_WHAT THIS TASK INVOLVES_: Every line below is to be copied exactly, with the pictures left out.

Records contained in a dataset
- - -

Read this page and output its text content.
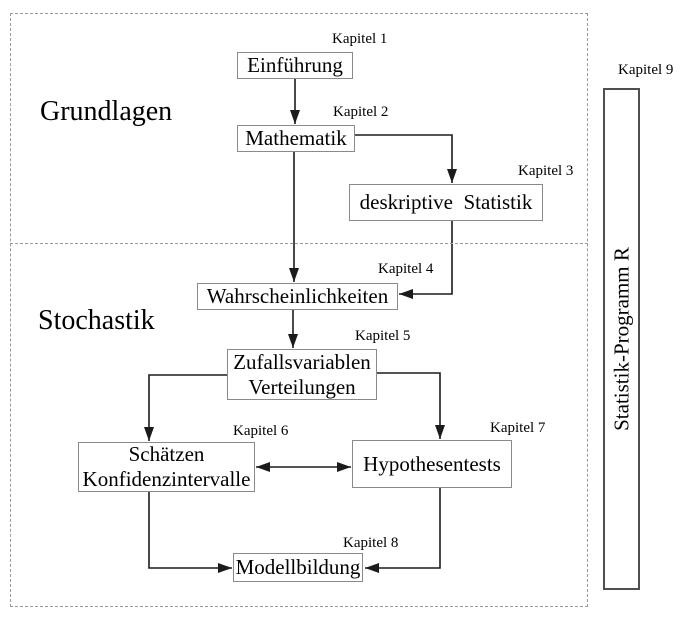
Grundlagen
Stochastik
Einführung
Mathematik
deskriptive  Statistik
Wahrscheinlichkeiten
Zufallsvariablen
Verteilungen
Schätzen
Konfidenzintervalle
Hypothesentests
Modellbildung
Statistik-Programm R
Kapitel 1
Kapitel 2
Kapitel 3
Kapitel 4
Kapitel 5
Kapitel 6	Kapitel 7
Kapitel 8
Kapitel 9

- - -

_SOLVED PROBLEM_:
Read this page and output its text content.
Grundlagen
Stochastik
Einführung
Mathematik
deskriptive  Statistik
Wahrscheinlichkeiten
Zufallsvariablen
Verteilungen
Schätzen
Konfidenzintervalle
Hypothesentests
Modellbildung
Statistik-Programm R
Kapitel 1
Kapitel 2
Kapitel 3
Kapitel 4
Kapitel 5
Kapitel 6	Kapitel 7
Kapitel 8
Kapitel 9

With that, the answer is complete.